# Data to use start
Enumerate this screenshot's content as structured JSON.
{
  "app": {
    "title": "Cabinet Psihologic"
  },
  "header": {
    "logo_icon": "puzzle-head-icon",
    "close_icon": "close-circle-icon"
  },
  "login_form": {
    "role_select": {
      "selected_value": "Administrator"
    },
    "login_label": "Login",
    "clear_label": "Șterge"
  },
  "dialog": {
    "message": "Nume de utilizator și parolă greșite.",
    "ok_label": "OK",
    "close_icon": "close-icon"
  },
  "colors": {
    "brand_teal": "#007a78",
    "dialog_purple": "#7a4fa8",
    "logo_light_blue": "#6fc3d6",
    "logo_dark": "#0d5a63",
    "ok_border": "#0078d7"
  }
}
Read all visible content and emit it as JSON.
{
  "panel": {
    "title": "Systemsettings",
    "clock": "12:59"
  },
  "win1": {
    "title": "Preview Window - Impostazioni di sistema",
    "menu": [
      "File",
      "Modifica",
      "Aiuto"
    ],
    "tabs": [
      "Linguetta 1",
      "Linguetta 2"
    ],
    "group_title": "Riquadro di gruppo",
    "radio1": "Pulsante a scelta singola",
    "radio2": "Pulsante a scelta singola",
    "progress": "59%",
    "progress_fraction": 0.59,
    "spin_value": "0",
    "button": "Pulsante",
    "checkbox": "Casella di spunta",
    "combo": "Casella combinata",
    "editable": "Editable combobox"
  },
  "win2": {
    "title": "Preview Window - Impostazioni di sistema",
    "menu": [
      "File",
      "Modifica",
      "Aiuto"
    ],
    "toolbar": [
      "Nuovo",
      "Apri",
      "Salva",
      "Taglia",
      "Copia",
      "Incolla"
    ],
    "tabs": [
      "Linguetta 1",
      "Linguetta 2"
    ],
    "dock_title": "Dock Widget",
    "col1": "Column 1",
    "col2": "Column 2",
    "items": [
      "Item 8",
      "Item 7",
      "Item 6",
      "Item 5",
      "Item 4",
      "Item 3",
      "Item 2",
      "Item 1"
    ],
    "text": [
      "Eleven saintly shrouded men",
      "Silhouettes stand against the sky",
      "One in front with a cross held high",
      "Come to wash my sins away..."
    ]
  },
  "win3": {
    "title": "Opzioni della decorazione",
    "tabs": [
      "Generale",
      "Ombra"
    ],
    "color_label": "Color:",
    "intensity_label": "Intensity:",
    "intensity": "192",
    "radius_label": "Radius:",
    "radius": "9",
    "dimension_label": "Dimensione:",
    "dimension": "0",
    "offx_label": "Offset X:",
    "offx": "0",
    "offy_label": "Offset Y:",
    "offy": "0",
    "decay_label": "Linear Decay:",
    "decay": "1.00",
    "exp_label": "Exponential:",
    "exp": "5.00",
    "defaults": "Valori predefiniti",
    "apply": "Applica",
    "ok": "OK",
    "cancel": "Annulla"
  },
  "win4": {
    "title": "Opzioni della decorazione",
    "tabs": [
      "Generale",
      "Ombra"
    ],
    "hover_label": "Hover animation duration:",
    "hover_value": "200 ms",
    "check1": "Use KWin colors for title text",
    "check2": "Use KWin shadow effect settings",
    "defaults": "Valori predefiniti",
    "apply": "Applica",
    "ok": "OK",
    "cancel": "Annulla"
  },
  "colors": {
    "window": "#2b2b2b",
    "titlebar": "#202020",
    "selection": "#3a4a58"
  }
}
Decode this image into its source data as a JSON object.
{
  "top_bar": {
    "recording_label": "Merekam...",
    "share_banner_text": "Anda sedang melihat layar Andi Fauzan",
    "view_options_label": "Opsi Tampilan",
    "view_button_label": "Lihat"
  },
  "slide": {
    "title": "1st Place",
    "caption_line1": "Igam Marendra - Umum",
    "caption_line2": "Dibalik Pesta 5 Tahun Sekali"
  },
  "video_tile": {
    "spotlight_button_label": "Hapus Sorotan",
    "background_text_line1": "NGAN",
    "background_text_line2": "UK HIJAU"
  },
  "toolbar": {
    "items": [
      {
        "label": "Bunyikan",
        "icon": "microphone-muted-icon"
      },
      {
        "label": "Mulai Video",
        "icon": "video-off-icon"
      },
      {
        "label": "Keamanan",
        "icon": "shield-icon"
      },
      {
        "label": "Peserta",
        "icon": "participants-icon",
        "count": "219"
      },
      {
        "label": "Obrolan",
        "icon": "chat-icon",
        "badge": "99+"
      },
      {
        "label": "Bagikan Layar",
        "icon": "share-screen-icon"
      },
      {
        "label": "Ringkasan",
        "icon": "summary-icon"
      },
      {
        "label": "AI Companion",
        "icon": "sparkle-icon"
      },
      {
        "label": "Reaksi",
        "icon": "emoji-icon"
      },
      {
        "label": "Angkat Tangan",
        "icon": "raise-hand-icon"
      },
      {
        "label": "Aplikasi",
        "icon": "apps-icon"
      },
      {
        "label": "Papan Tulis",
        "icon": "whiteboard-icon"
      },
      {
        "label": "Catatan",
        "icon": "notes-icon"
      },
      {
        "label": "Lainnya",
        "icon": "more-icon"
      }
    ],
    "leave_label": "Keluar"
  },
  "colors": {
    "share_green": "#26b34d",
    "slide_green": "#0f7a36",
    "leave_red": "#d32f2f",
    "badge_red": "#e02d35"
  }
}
# Data to use end
Go through the data and count each line that has the word "this", then give the total alone.

_Final result_
2